_Task prompt_: Search the data for the word "elements" and copy every line that contains it.

_Task material_:
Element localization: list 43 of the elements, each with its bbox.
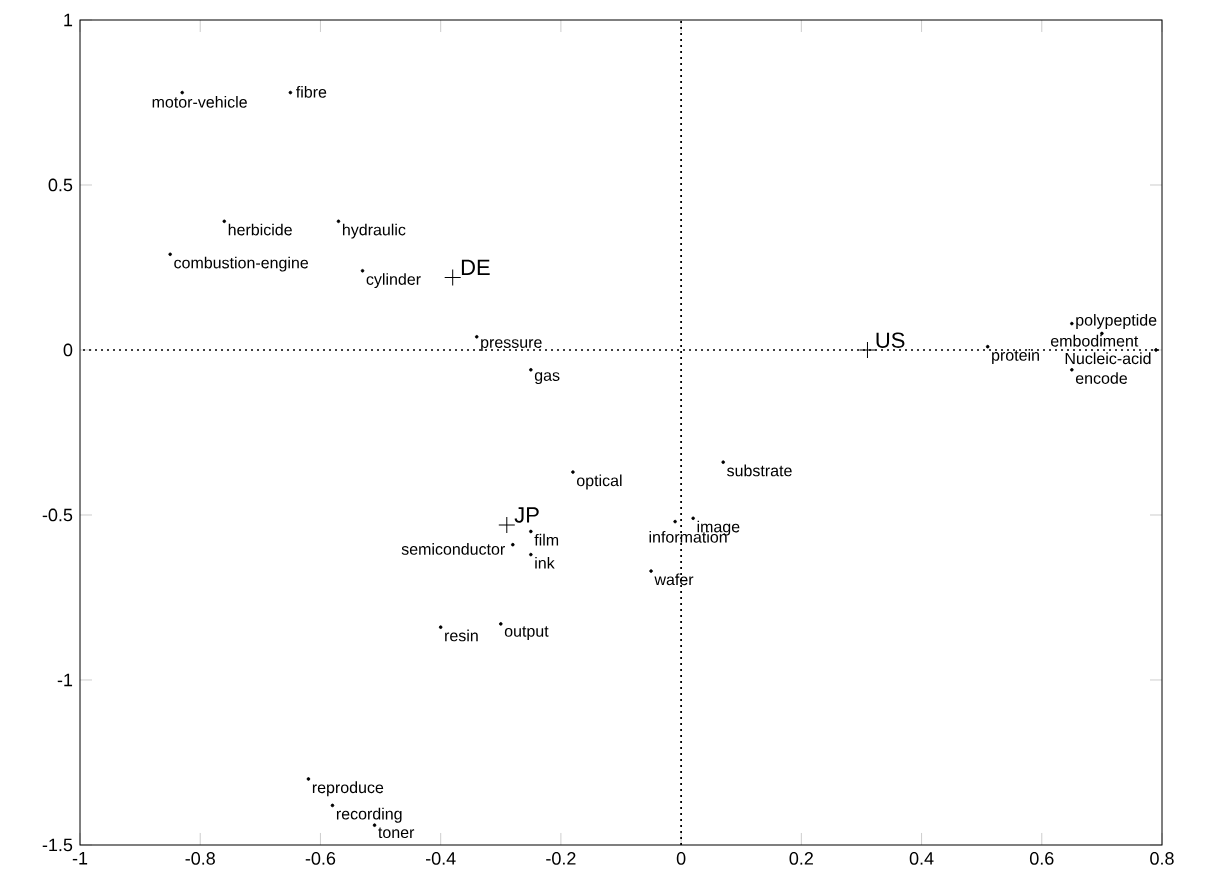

--

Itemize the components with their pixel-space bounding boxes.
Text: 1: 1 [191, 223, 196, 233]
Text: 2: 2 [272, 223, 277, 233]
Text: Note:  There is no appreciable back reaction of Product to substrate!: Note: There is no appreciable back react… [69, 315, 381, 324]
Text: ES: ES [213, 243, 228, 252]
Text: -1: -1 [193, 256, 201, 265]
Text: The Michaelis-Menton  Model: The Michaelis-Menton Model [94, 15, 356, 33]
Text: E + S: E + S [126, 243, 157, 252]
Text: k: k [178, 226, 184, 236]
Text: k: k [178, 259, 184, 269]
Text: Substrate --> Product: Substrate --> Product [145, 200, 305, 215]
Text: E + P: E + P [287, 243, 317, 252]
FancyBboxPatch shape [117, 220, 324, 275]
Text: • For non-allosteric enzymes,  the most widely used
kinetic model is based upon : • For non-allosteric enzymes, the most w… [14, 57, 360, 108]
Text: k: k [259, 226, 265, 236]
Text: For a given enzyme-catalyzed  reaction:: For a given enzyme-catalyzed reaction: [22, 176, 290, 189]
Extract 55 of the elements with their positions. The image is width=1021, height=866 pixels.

==

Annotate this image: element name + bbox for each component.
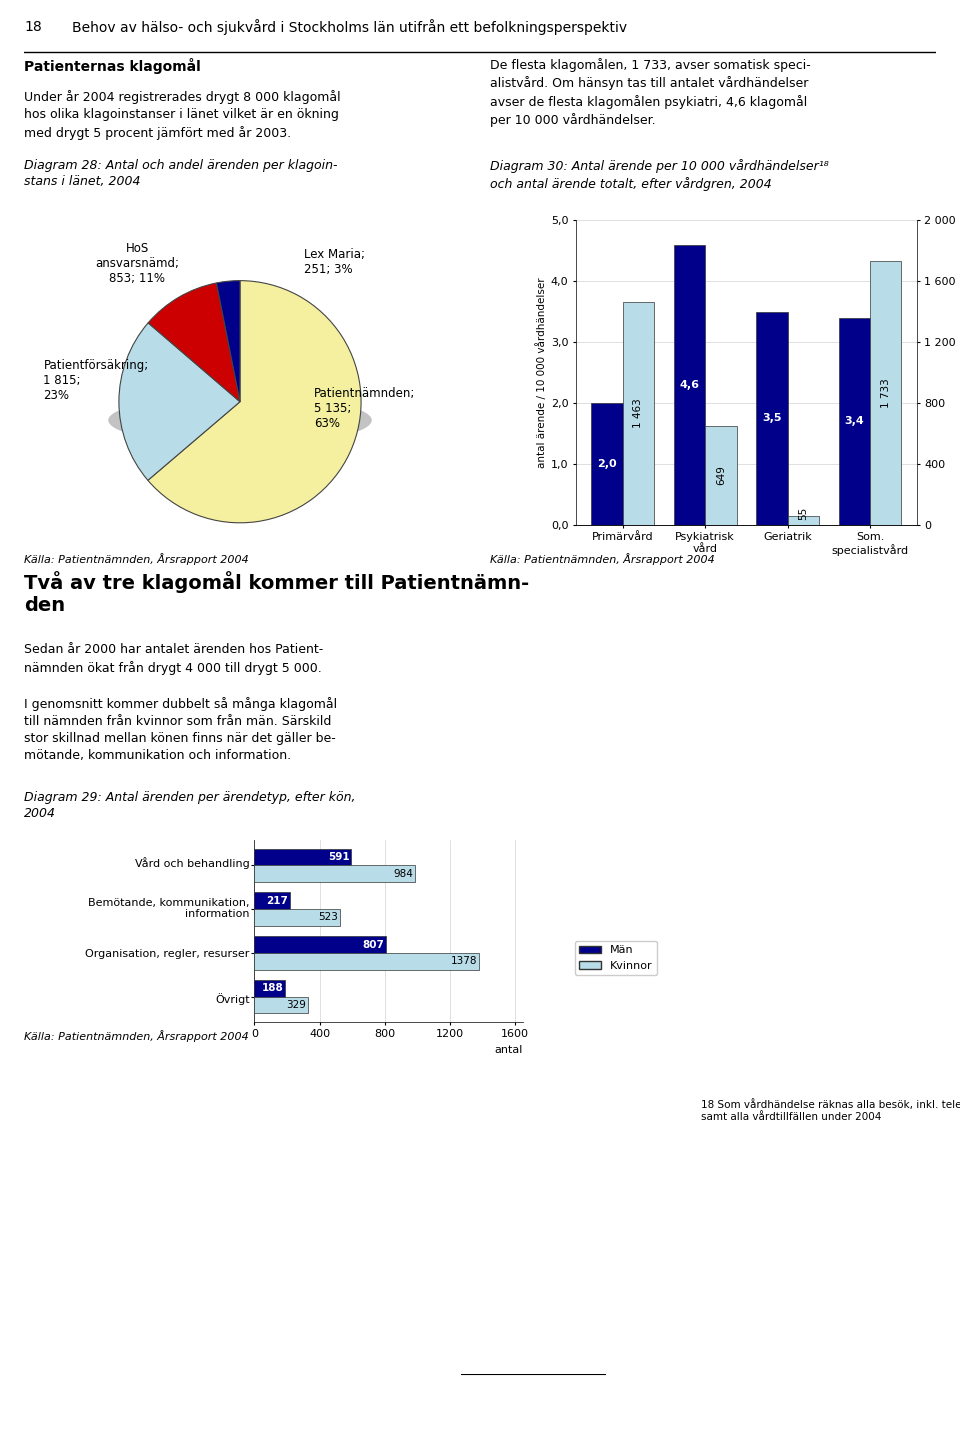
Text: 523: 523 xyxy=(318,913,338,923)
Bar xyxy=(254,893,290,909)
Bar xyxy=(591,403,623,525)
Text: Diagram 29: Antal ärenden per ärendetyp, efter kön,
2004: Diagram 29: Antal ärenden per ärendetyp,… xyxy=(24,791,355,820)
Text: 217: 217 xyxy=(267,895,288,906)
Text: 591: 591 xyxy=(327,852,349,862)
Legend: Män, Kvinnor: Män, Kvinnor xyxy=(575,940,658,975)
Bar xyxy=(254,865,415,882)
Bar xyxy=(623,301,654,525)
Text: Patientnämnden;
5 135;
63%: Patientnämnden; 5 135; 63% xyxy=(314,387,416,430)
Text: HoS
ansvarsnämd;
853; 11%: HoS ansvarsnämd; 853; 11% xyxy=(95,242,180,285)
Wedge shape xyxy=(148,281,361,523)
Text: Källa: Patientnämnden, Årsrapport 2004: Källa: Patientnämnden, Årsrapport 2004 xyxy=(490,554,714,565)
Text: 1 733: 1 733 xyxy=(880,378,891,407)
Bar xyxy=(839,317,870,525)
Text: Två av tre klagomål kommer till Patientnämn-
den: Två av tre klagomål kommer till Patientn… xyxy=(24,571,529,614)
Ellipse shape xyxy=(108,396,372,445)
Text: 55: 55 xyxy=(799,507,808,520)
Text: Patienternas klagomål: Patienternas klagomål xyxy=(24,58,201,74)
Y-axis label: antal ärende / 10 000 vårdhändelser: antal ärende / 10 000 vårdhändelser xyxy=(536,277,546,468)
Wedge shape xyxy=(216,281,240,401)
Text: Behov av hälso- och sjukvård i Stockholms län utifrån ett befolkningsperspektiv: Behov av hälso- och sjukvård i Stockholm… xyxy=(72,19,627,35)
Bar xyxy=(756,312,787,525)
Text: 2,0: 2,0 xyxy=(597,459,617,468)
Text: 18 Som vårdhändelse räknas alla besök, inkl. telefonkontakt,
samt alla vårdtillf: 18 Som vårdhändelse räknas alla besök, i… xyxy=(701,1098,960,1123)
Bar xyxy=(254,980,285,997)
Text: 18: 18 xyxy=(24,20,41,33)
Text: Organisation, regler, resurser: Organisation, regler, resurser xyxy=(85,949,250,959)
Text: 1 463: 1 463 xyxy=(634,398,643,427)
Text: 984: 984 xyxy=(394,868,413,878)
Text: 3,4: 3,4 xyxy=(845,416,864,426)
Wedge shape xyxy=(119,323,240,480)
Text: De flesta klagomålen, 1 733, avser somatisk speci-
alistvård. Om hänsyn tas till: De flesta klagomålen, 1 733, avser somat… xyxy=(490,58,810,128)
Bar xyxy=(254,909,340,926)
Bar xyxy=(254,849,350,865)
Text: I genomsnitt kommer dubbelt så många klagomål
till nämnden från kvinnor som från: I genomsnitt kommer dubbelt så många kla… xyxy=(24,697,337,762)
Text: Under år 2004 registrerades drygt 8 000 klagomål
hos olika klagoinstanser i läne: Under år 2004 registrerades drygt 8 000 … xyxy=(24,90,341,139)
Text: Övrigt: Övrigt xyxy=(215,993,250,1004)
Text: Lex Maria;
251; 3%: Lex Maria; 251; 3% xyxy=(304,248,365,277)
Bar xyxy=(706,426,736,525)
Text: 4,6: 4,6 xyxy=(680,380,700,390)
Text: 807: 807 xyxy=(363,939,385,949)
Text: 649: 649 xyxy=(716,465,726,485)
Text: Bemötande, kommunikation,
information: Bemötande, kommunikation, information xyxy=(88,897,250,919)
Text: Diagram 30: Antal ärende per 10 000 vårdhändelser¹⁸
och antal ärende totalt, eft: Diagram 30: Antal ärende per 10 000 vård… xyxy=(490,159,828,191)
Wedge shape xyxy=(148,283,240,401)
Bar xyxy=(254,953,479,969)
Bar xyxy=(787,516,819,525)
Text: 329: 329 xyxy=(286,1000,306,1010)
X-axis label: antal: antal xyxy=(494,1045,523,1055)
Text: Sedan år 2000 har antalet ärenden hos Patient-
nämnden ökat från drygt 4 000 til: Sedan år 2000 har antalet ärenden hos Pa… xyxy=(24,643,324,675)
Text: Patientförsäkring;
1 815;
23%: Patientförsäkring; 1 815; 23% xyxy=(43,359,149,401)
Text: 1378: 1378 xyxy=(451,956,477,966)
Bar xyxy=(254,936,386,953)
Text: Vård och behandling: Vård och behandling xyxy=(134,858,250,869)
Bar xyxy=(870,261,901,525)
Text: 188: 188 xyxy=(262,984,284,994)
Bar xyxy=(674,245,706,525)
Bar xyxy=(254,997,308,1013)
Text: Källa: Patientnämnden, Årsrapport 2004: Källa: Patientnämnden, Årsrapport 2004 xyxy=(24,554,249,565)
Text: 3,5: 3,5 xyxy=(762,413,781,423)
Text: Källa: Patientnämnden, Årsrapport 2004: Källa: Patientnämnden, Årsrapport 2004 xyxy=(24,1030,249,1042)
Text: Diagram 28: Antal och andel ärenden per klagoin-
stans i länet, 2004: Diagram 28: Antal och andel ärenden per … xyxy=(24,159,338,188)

_Solution_:
Element localization: list 43 of the elements, each with its bbox.
Extract 55 of the elements with their positions. The image is width=1021, height=866 pixels.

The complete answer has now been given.